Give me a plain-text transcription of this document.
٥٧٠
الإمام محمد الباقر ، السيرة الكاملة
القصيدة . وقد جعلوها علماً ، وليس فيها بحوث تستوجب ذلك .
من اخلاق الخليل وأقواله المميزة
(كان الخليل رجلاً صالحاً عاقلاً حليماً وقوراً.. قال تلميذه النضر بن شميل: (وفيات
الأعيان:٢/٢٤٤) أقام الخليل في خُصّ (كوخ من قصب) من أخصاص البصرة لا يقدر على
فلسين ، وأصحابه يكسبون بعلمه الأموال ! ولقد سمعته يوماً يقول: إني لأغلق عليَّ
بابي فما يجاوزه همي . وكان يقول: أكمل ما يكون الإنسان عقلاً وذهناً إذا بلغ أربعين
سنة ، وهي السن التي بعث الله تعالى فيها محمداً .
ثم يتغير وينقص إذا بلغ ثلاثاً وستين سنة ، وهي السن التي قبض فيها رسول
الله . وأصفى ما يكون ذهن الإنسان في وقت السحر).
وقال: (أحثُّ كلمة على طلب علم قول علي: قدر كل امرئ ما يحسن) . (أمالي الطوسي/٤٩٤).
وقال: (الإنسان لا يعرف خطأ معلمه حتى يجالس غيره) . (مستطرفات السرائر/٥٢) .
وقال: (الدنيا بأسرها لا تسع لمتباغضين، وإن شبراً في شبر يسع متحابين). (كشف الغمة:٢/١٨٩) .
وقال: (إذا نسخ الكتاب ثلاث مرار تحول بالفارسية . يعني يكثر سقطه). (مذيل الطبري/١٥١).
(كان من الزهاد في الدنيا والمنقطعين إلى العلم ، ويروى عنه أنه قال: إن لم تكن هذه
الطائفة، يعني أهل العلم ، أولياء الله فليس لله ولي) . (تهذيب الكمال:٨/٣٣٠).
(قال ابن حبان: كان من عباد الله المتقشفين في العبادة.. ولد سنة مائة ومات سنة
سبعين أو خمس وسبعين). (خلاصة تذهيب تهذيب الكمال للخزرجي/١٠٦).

****

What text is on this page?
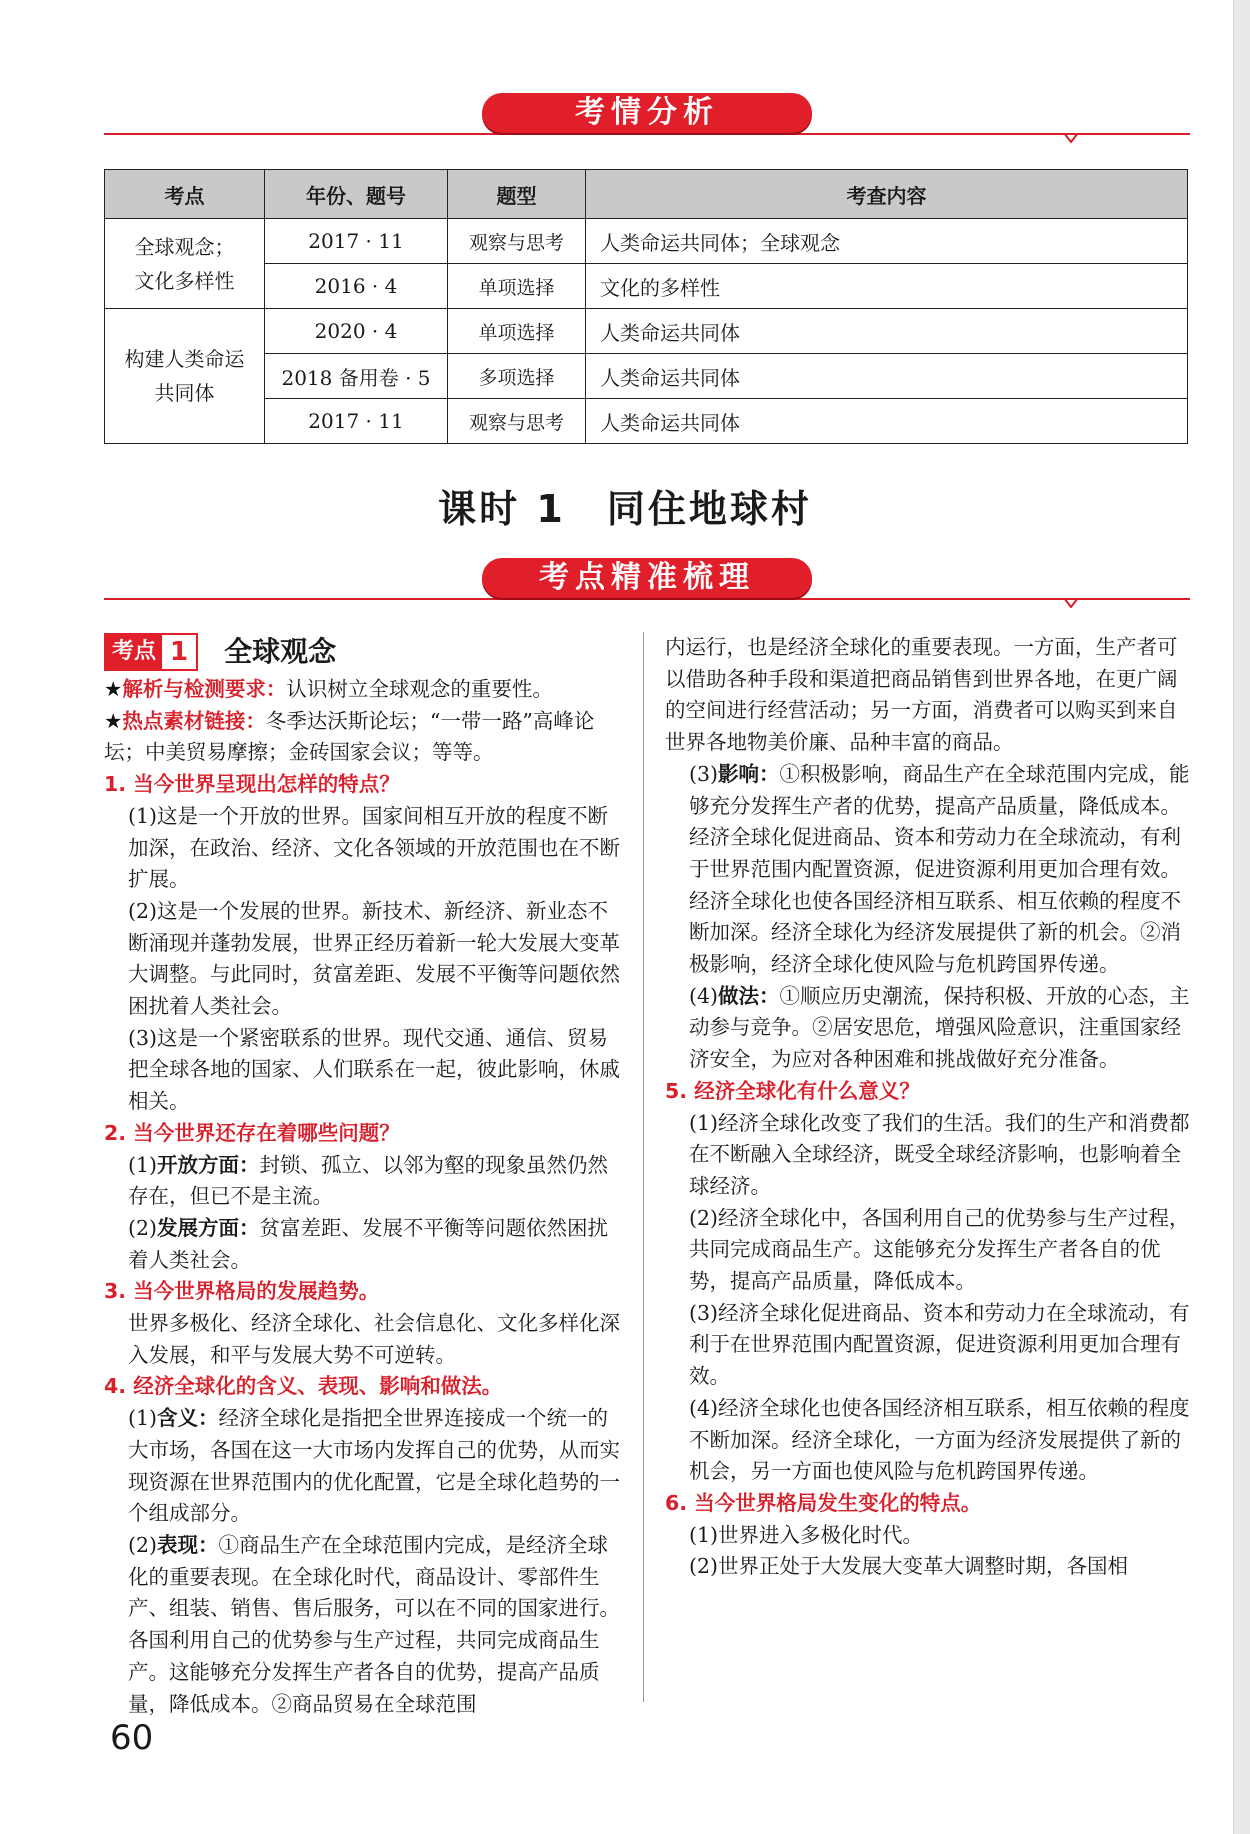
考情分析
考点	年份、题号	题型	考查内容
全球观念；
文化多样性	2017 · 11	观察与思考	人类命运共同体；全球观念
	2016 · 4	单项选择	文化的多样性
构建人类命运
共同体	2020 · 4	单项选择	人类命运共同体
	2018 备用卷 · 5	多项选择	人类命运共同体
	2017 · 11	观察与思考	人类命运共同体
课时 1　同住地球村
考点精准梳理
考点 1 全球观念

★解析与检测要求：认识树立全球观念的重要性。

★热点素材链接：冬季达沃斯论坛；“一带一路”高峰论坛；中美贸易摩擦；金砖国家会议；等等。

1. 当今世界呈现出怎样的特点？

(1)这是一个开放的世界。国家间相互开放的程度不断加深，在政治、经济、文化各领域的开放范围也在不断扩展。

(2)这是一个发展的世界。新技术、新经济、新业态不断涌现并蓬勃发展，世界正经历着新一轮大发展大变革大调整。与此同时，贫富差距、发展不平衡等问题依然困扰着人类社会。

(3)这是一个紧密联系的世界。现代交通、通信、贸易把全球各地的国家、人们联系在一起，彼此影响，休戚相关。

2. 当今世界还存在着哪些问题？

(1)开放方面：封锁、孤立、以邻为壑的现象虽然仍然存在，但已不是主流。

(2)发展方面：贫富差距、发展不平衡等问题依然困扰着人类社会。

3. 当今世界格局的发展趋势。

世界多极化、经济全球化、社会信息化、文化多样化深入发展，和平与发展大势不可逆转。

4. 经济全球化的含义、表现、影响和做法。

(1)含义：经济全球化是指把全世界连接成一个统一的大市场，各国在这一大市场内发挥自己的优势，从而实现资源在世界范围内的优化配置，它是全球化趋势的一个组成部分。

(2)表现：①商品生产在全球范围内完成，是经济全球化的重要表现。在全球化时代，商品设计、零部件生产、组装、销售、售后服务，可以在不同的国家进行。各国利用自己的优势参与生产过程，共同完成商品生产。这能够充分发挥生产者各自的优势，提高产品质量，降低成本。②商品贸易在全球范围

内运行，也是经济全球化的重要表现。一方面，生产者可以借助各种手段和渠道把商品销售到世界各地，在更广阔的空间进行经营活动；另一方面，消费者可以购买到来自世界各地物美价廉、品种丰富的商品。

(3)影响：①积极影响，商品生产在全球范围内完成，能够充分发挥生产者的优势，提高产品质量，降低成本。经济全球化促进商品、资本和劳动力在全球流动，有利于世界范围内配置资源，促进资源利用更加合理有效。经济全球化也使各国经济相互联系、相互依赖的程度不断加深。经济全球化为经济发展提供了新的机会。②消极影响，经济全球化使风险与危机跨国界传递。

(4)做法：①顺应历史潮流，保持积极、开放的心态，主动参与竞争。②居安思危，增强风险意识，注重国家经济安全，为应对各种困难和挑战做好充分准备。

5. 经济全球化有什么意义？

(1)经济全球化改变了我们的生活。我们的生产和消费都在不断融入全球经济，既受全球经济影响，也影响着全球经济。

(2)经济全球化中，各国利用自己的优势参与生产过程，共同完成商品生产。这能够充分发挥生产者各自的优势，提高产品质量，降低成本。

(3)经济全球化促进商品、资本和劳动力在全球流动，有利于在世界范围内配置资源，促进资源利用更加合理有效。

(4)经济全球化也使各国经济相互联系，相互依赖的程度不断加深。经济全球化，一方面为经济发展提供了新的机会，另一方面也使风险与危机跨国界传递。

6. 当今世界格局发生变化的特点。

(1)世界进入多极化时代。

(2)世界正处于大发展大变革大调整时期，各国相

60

****

▸ **DIRECTION**
Scan the listing above for the word "发展不平衡等问题依然困扰着人类社会" and copy every line that holds it.

▸ **WRITTEN RESPONSE**
(2)这是一个发展的世界。新技术、新经济、新业态不断涌现并蓬勃发展，世界正经历着新一轮大发展大变革大调整。与此同时，贫富差距、发展不平衡等问题依然困扰着人类社会。
(2)发展方面：贫富差距、发展不平衡等问题依然困扰着人类社会。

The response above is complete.